* **What the task requires**
Reproduce word for word the lines in the records below, from the line with "ready-to-send-button[interactable]: Ready to" to the line with "send-test-button[interactable] <box>779 254", including both of those lines.
[START OF Given records]
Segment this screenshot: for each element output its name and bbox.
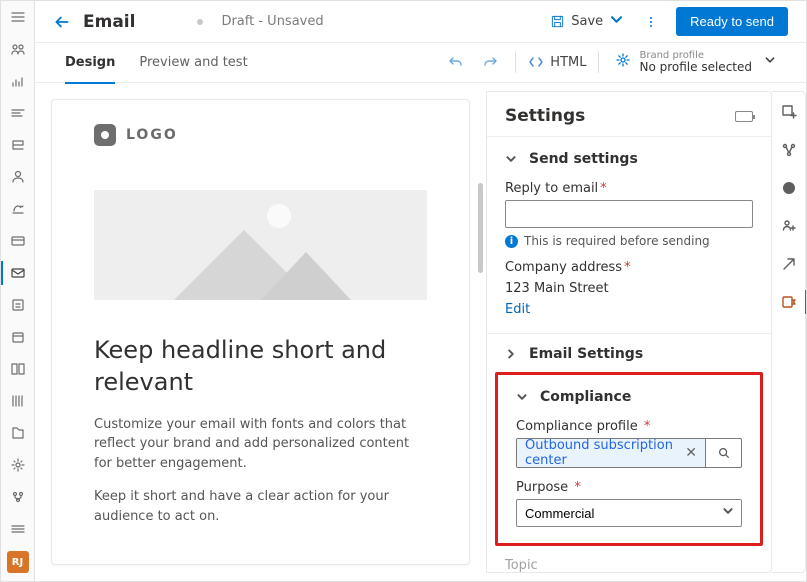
ready-to-send-button[interactable]: Ready to send <box>676 7 788 36</box>
hero-image-placeholder[interactable] <box>94 190 427 300</box>
top-bar: Email Draft - Unsaved Save Ready to send <box>35 1 806 43</box>
more-actions-button[interactable] <box>638 15 664 29</box>
send-test-button[interactable] <box>779 254 799 274</box>
compliance-profile-label: Compliance profile <box>516 419 638 434</box>
compliance-highlight-box: Compliance Compliance profile * Outbound… <box>495 372 763 546</box>
hamburger-icon[interactable] <box>1 1 35 33</box>
purpose-field: Purpose * <box>516 480 742 527</box>
logo-mark-icon <box>94 124 116 146</box>
save-button[interactable]: Save <box>548 8 626 35</box>
reply-required-hint: This is required before sending <box>524 234 710 248</box>
purpose-select[interactable] <box>516 499 742 527</box>
section-email-settings[interactable]: Email Settings <box>505 344 753 364</box>
undo-button[interactable] <box>443 54 469 70</box>
canvas-scrollbar[interactable] <box>478 183 483 273</box>
compliance-profile-combo[interactable]: Outbound subscription center ✕ <box>516 438 742 468</box>
nav-item-14[interactable] <box>1 481 35 513</box>
nav-item-2[interactable] <box>1 65 35 97</box>
redo-button[interactable] <box>477 54 503 70</box>
company-address-field: Company address* 123 Main Street Edit <box>505 260 753 317</box>
body-paragraph-1[interactable]: Customize your email with fonts and colo… <box>94 415 424 474</box>
search-icon[interactable] <box>705 439 741 467</box>
settings-strip-button[interactable] <box>779 292 799 312</box>
chevron-down-icon <box>764 54 776 70</box>
separator <box>515 51 516 73</box>
add-element-button[interactable] <box>779 102 799 122</box>
clear-chip-icon[interactable]: ✕ <box>685 445 697 461</box>
compliance-profile-chip[interactable]: Outbound subscription center ✕ <box>517 439 705 467</box>
reply-to-label: Reply to email <box>505 181 598 196</box>
topic-field: Topic <box>505 558 753 573</box>
draft-status: Draft - Unsaved <box>221 14 323 29</box>
nav-item-7[interactable] <box>1 225 35 257</box>
section-send-settings[interactable]: Send settings <box>505 149 753 169</box>
topic-label: Topic <box>505 558 753 573</box>
nav-item-11[interactable] <box>1 385 35 417</box>
section-compliance[interactable]: Compliance <box>516 387 742 407</box>
save-label: Save <box>571 14 603 29</box>
nav-item-13[interactable] <box>1 449 35 481</box>
required-marker: * <box>644 419 651 434</box>
email-settings-label: Email Settings <box>529 346 643 362</box>
chevron-down-icon <box>505 153 519 165</box>
theme-button[interactable] <box>779 178 799 198</box>
send-settings-label: Send settings <box>529 151 638 167</box>
required-marker: * <box>600 181 607 196</box>
tab-design[interactable]: Design <box>65 43 115 83</box>
brand-profile-selector[interactable]: Brand profile No profile selected <box>611 50 776 75</box>
chevron-down-icon <box>516 391 530 403</box>
gear-icon <box>615 52 631 72</box>
panel-title: Settings <box>505 106 585 126</box>
chevron-right-icon <box>505 348 519 360</box>
connections-button[interactable] <box>779 140 799 160</box>
company-address-label: Company address <box>505 260 622 275</box>
status-dot-icon <box>197 19 203 25</box>
right-icon-strip <box>772 91 806 573</box>
back-button[interactable] <box>53 13 71 31</box>
nav-item-1[interactable] <box>1 33 35 65</box>
email-canvas-area[interactable]: LOGO Keep headline short and relevant Cu… <box>35 83 486 581</box>
brand-value: No profile selected <box>639 61 752 75</box>
company-address-value: 123 Main Street <box>505 281 753 296</box>
compliance-profile-value: Outbound subscription center <box>525 438 677 468</box>
headline-text[interactable]: Keep headline short and relevant <box>94 334 427 399</box>
required-marker: * <box>574 480 581 495</box>
nav-item-5[interactable] <box>1 161 35 193</box>
save-dropdown-icon[interactable] <box>609 12 624 31</box>
nav-item-8[interactable] <box>1 289 35 321</box>
compliance-profile-field: Compliance profile * Outbound subscripti… <box>516 419 742 468</box>
email-canvas[interactable]: LOGO Keep headline short and relevant Cu… <box>51 99 470 565</box>
battery-icon <box>735 111 753 122</box>
settings-panel: Settings Send settings Reply to email* <box>487 91 772 573</box>
separator <box>598 51 599 73</box>
left-nav-rail: RJ <box>1 1 35 581</box>
purpose-label: Purpose <box>516 480 568 495</box>
logo-block[interactable]: LOGO <box>94 124 427 146</box>
nav-item-12[interactable] <box>1 417 35 449</box>
body-paragraph-2[interactable]: Keep it short and have a clear action fo… <box>94 487 424 526</box>
nav-item-10[interactable] <box>1 353 35 385</box>
reply-to-field: Reply to email* i This is required befor… <box>505 181 753 248</box>
html-label: HTML <box>550 55 586 70</box>
tab-preview[interactable]: Preview and test <box>139 43 247 83</box>
reply-to-input[interactable] <box>505 200 753 228</box>
html-toggle-button[interactable]: HTML <box>528 54 586 70</box>
nav-item-9[interactable] <box>1 321 35 353</box>
nav-item-email[interactable] <box>1 257 35 289</box>
user-avatar[interactable]: RJ <box>7 551 29 573</box>
logo-text: LOGO <box>126 127 178 143</box>
page-title: Email <box>83 12 135 32</box>
personalize-button[interactable] <box>779 216 799 236</box>
nav-item-15[interactable] <box>1 513 35 545</box>
nav-item-3[interactable] <box>1 97 35 129</box>
nav-item-6[interactable] <box>1 193 35 225</box>
edit-company-address-link[interactable]: Edit <box>505 302 530 317</box>
tab-bar: Design Preview and test HTML <box>35 43 806 83</box>
required-marker: * <box>624 260 631 275</box>
info-icon: i <box>505 235 518 248</box>
nav-item-4[interactable] <box>1 129 35 161</box>
compliance-label: Compliance <box>540 389 631 405</box>
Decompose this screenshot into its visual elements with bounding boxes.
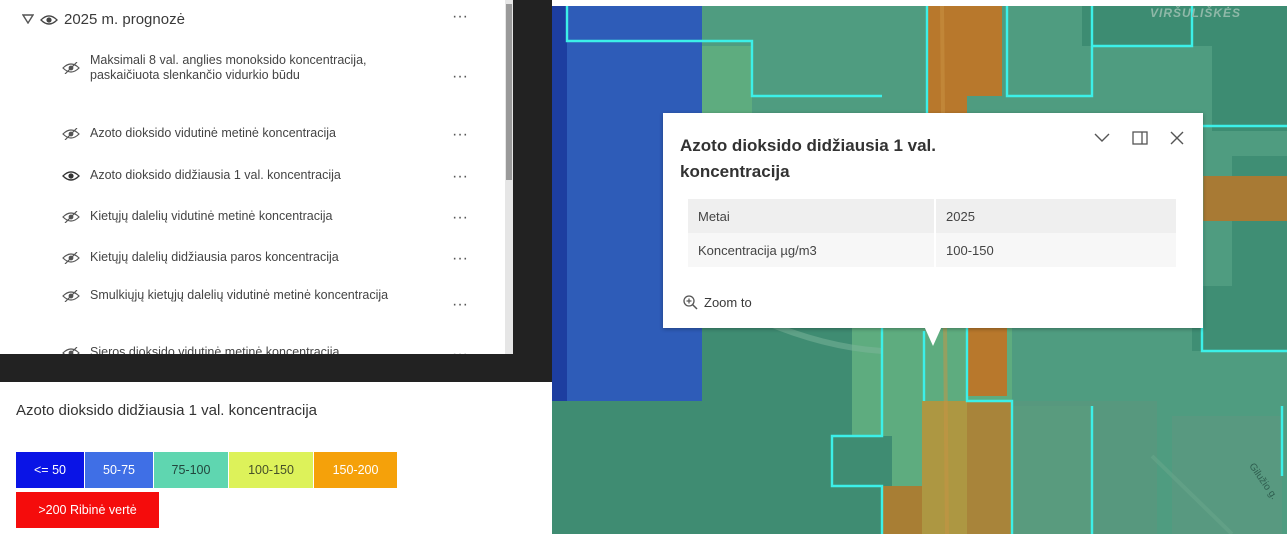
field-value: 2025 [935,199,1176,233]
legend-class-swatch: 150-200 [314,452,397,488]
legend-class-label: 75-100 [171,463,211,477]
field-name: Koncentracija µg/m3 [688,233,936,267]
layer-label: Azoto dioksido didžiausia 1 val. koncent… [90,168,341,182]
layer-label: Azoto dioksido vidutinė metinė koncentra… [90,126,336,140]
legend-class-label: >200 Ribinė vertė [38,503,137,517]
caret-down-icon[interactable] [22,13,34,25]
layer-list-panel: 2025 m. prognozė ··· Maksimali 8 val. an… [0,0,505,354]
legend-panel: Azoto dioksido didžiausia 1 val. koncent… [0,382,552,534]
layer-item[interactable]: Maksimali 8 val. anglies monoksido konce… [62,53,462,83]
layer-label: Sieros dioksido vidutinė metinė koncentr… [90,345,340,354]
layer-label: Kietųjų dalelių vidutinė metinė koncentr… [90,209,333,223]
eye-slash-icon[interactable] [62,346,80,354]
layer-item[interactable]: Kietųjų dalelių vidutinė metinė koncentr… [62,209,462,224]
ellipsis-icon[interactable]: ··· [452,9,468,25]
eye-slash-icon[interactable] [62,127,80,140]
ellipsis-icon[interactable]: ··· [452,297,468,313]
layer-item[interactable]: Sieros dioksido vidutinė metinė koncentr… [62,345,462,354]
eye-slash-icon[interactable] [62,61,80,75]
legend-class-label: 150-200 [332,463,379,477]
popup-attribute-table: Metai 2025 Koncentracija µg/m3 100-150 [688,199,1176,267]
legend-class-label: 100-150 [248,463,294,477]
layer-item[interactable]: Azoto dioksido vidutinė metinė koncentra… [62,126,462,141]
eye-slash-icon[interactable] [62,289,80,302]
eye-icon[interactable] [62,170,80,182]
layer-list-scrollbar[interactable] [505,0,513,354]
popup-title: Azoto dioksido didžiausia 1 val. koncent… [680,136,936,181]
layer-group-label: 2025 m. prognozė [64,10,185,28]
table-row: Koncentracija µg/m3 100-150 [688,233,1176,267]
layer-item[interactable]: Smulkiųjų kietųjų dalelių vidutinė metin… [62,288,462,303]
table-row: Metai 2025 [688,199,1176,233]
eye-icon[interactable] [40,13,58,25]
legend-title: Azoto dioksido didžiausia 1 val. koncent… [16,402,318,419]
scrollbar-thumb[interactable] [506,4,512,180]
eye-slash-icon[interactable] [62,251,80,264]
chevron-down-icon[interactable] [1091,127,1113,149]
panel-divider-horizontal [0,354,552,382]
dock-icon[interactable] [1129,127,1151,149]
ellipsis-icon[interactable]: ··· [452,251,468,267]
map-place-label: VIRŠULIŠKĖS [1150,6,1242,20]
layer-label: Maksimali 8 val. anglies monoksido konce… [90,53,367,82]
close-icon[interactable] [1166,127,1188,149]
legend-class-swatch: 100-150 [229,452,313,488]
layer-group-row[interactable]: 2025 m. prognozė [22,8,185,30]
zoom-in-icon [683,295,698,310]
ellipsis-icon[interactable]: ··· [452,210,468,226]
zoom-to-label: Zoom to [704,295,752,310]
eye-slash-icon[interactable] [62,210,80,223]
ellipsis-icon[interactable]: ··· [452,169,468,185]
legend-class-label: 50-75 [103,463,135,477]
ellipsis-icon[interactable]: ··· [452,127,468,143]
popup-pointer [924,326,942,346]
layer-label: Kietųjų dalelių didžiausia paros koncent… [90,250,339,264]
ellipsis-icon[interactable]: ··· [452,69,468,85]
legend-class-swatch: >200 Ribinė vertė [16,492,159,528]
legend-class-swatch: 50-75 [85,452,153,488]
field-value: 100-150 [935,233,1176,267]
layer-item[interactable]: Kietųjų dalelių didžiausia paros koncent… [62,250,462,265]
feature-popup: Azoto dioksido didžiausia 1 val. koncent… [663,113,1203,328]
field-name: Metai [688,199,936,233]
legend-class-swatch: 75-100 [154,452,228,488]
legend-class-label: <= 50 [34,463,66,477]
layer-item[interactable]: Azoto dioksido didžiausia 1 val. koncent… [62,168,462,183]
legend-class-swatch: <= 50 [16,452,84,488]
layer-label: Smulkiųjų kietųjų dalelių vidutinė metin… [90,288,389,302]
zoom-to-button[interactable]: Zoom to [683,295,752,310]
[END OF Given records]
* **Expected answer**
ready-to-send-button[interactable]: Ready to send <box>676 7 788 36</box>
hero-image-placeholder[interactable] <box>94 190 427 300</box>
top-bar: Email Draft - Unsaved Save Ready to send <box>35 1 806 43</box>
more-actions-button[interactable] <box>638 15 664 29</box>
send-test-button[interactable] <box>779 254 799 274</box>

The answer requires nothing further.